## [WHAT THE TASK ASKS]
After counting the lines below that contain "time", reply with that number alone.

EXERCISE INPUTS Block Start

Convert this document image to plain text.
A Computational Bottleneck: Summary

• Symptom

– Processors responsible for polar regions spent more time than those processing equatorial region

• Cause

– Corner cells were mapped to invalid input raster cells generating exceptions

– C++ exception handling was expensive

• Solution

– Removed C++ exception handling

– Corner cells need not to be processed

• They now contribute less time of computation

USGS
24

EXERCISE INPUTS Block End

## [COMPLETED EXERCISE]
2